>> START
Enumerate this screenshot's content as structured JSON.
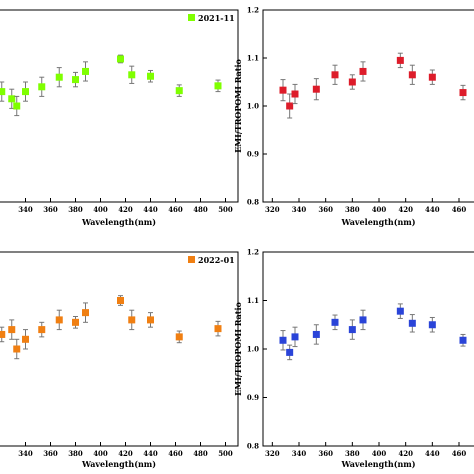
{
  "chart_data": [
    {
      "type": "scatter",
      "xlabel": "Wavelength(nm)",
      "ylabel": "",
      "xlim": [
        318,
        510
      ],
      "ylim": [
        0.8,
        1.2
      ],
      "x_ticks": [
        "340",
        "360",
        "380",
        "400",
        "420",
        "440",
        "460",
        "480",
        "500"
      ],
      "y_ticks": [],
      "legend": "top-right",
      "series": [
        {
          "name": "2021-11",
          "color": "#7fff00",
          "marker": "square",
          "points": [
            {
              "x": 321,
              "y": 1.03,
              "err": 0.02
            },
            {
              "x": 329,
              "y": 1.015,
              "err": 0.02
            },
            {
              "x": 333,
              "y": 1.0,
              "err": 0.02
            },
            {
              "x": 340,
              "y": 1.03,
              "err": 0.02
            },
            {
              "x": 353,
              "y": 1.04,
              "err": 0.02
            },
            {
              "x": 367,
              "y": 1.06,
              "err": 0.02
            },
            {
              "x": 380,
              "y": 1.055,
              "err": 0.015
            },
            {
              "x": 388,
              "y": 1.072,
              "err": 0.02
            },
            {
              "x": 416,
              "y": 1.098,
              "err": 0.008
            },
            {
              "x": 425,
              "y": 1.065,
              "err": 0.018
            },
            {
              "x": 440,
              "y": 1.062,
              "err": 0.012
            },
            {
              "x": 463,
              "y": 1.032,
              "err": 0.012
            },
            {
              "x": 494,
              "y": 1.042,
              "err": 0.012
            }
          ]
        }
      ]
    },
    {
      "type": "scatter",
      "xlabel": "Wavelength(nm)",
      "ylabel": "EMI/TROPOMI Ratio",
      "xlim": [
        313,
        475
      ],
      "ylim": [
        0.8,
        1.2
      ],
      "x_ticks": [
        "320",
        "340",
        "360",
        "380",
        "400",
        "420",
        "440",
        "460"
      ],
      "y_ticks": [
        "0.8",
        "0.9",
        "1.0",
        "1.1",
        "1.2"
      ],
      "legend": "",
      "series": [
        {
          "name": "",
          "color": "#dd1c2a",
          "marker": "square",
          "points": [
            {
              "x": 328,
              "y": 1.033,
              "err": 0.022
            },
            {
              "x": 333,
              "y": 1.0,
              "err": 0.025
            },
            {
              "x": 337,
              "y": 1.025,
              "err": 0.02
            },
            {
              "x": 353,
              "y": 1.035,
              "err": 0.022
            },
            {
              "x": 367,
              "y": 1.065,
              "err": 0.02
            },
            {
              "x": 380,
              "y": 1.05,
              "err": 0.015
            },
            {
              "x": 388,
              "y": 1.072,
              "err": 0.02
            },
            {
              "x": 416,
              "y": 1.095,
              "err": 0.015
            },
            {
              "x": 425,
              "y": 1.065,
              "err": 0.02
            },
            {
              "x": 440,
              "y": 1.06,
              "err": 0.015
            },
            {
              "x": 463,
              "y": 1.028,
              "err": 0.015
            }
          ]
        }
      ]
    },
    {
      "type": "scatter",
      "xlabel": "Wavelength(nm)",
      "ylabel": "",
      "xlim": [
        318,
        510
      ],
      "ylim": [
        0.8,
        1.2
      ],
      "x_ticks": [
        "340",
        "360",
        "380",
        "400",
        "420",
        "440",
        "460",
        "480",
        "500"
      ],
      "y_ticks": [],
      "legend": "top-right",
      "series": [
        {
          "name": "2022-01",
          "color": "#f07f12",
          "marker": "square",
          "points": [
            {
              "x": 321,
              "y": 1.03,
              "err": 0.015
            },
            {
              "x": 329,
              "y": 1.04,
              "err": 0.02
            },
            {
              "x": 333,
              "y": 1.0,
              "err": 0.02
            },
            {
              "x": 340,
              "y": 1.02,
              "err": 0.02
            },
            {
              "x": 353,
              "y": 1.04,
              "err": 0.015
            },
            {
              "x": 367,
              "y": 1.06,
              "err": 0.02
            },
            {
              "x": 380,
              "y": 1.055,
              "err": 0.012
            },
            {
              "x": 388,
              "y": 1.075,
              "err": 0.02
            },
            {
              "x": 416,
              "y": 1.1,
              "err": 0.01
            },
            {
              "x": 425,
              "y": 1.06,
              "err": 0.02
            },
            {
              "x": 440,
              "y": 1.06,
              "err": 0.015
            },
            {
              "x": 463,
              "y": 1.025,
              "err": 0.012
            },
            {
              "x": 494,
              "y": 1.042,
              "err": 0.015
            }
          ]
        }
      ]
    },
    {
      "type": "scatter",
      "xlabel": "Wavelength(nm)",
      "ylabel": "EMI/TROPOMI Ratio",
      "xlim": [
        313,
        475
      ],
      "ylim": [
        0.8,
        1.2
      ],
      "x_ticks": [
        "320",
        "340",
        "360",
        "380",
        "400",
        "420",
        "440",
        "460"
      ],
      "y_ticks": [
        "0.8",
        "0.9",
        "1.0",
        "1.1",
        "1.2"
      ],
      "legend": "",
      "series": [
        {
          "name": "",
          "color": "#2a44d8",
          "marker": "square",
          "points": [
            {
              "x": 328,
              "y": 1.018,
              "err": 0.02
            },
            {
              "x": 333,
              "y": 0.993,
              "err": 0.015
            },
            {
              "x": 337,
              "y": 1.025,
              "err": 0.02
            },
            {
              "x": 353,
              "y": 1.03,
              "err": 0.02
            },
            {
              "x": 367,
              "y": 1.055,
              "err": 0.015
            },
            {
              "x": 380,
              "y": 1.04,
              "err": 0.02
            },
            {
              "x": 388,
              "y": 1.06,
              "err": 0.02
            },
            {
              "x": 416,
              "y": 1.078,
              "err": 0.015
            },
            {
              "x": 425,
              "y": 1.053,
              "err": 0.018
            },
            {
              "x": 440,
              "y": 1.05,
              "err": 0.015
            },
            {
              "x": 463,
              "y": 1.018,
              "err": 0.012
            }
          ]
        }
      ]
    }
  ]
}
>> END
> **Stated task**
Retype all of the entries exactly as written, leaving out any images.

> **Answer to the task**
Enumerate this screenshot's content as structured JSON.
{
  "chart_data": [
    {
      "type": "scatter",
      "xlabel": "Wavelength(nm)",
      "ylabel": "",
      "xlim": [
        318,
        510
      ],
      "ylim": [
        0.8,
        1.2
      ],
      "x_ticks": [
        "340",
        "360",
        "380",
        "400",
        "420",
        "440",
        "460",
        "480",
        "500"
      ],
      "y_ticks": [],
      "legend": "top-right",
      "series": [
        {
          "name": "2021-11",
          "color": "#7fff00",
          "marker": "square",
          "points": [
            {
              "x": 321,
              "y": 1.03,
              "err": 0.02
            },
            {
              "x": 329,
              "y": 1.015,
              "err": 0.02
            },
            {
              "x": 333,
              "y": 1.0,
              "err": 0.02
            },
            {
              "x": 340,
              "y": 1.03,
              "err": 0.02
            },
            {
              "x": 353,
              "y": 1.04,
              "err": 0.02
            },
            {
              "x": 367,
              "y": 1.06,
              "err": 0.02
            },
            {
              "x": 380,
              "y": 1.055,
              "err": 0.015
            },
            {
              "x": 388,
              "y": 1.072,
              "err": 0.02
            },
            {
              "x": 416,
              "y": 1.098,
              "err": 0.008
            },
            {
              "x": 425,
              "y": 1.065,
              "err": 0.018
            },
            {
              "x": 440,
              "y": 1.062,
              "err": 0.012
            },
            {
              "x": 463,
              "y": 1.032,
              "err": 0.012
            },
            {
              "x": 494,
              "y": 1.042,
              "err": 0.012
            }
          ]
        }
      ]
    },
    {
      "type": "scatter",
      "xlabel": "Wavelength(nm)",
      "ylabel": "EMI/TROPOMI Ratio",
      "xlim": [
        313,
        475
      ],
      "ylim": [
        0.8,
        1.2
      ],
      "x_ticks": [
        "320",
        "340",
        "360",
        "380",
        "400",
        "420",
        "440",
        "460"
      ],
      "y_ticks": [
        "0.8",
        "0.9",
        "1.0",
        "1.1",
        "1.2"
      ],
      "legend": "",
      "series": [
        {
          "name": "",
          "color": "#dd1c2a",
          "marker": "square",
          "points": [
            {
              "x": 328,
              "y": 1.033,
              "err": 0.022
            },
            {
              "x": 333,
              "y": 1.0,
              "err": 0.025
            },
            {
              "x": 337,
              "y": 1.025,
              "err": 0.02
            },
            {
              "x": 353,
              "y": 1.035,
              "err": 0.022
            },
            {
              "x": 367,
              "y": 1.065,
              "err": 0.02
            },
            {
              "x": 380,
              "y": 1.05,
              "err": 0.015
            },
            {
              "x": 388,
              "y": 1.072,
              "err": 0.02
            },
            {
              "x": 416,
              "y": 1.095,
              "err": 0.015
            },
            {
              "x": 425,
              "y": 1.065,
              "err": 0.02
            },
            {
              "x": 440,
              "y": 1.06,
              "err": 0.015
            },
            {
              "x": 463,
              "y": 1.028,
              "err": 0.015
            }
          ]
        }
      ]
    },
    {
      "type": "scatter",
      "xlabel": "Wavelength(nm)",
      "ylabel": "",
      "xlim": [
        318,
        510
      ],
      "ylim": [
        0.8,
        1.2
      ],
      "x_ticks": [
        "340",
        "360",
        "380",
        "400",
        "420",
        "440",
        "460",
        "480",
        "500"
      ],
      "y_ticks": [],
      "legend": "top-right",
      "series": [
        {
          "name": "2022-01",
          "color": "#f07f12",
          "marker": "square",
          "points": [
            {
              "x": 321,
              "y": 1.03,
              "err": 0.015
            },
            {
              "x": 329,
              "y": 1.04,
              "err": 0.02
            },
            {
              "x": 333,
              "y": 1.0,
              "err": 0.02
            },
            {
              "x": 340,
              "y": 1.02,
              "err": 0.02
            },
            {
              "x": 353,
              "y": 1.04,
              "err": 0.015
            },
            {
              "x": 367,
              "y": 1.06,
              "err": 0.02
            },
            {
              "x": 380,
              "y": 1.055,
              "err": 0.012
            },
            {
              "x": 388,
              "y": 1.075,
              "err": 0.02
            },
            {
              "x": 416,
              "y": 1.1,
              "err": 0.01
            },
            {
              "x": 425,
              "y": 1.06,
              "err": 0.02
            },
            {
              "x": 440,
              "y": 1.06,
              "err": 0.015
            },
            {
              "x": 463,
              "y": 1.025,
              "err": 0.012
            },
            {
              "x": 494,
              "y": 1.042,
              "err": 0.015
            }
          ]
        }
      ]
    },
    {
      "type": "scatter",
      "xlabel": "Wavelength(nm)",
      "ylabel": "EMI/TROPOMI Ratio",
      "xlim": [
        313,
        475
      ],
      "ylim": [
        0.8,
        1.2
      ],
      "x_ticks": [
        "320",
        "340",
        "360",
        "380",
        "400",
        "420",
        "440",
        "460"
      ],
      "y_ticks": [
        "0.8",
        "0.9",
        "1.0",
        "1.1",
        "1.2"
      ],
      "legend": "",
      "series": [
        {
          "name": "",
          "color": "#2a44d8",
          "marker": "square",
          "points": [
            {
              "x": 328,
              "y": 1.018,
              "err": 0.02
            },
            {
              "x": 333,
              "y": 0.993,
              "err": 0.015
            },
            {
              "x": 337,
              "y": 1.025,
              "err": 0.02
            },
            {
              "x": 353,
              "y": 1.03,
              "err": 0.02
            },
            {
              "x": 367,
              "y": 1.055,
              "err": 0.015
            },
            {
              "x": 380,
              "y": 1.04,
              "err": 0.02
            },
            {
              "x": 388,
              "y": 1.06,
              "err": 0.02
            },
            {
              "x": 416,
              "y": 1.078,
              "err": 0.015
            },
            {
              "x": 425,
              "y": 1.053,
              "err": 0.018
            },
            {
              "x": 440,
              "y": 1.05,
              "err": 0.015
            },
            {
              "x": 463,
              "y": 1.018,
              "err": 0.012
            }
          ]
        }
      ]
    }
  ]
}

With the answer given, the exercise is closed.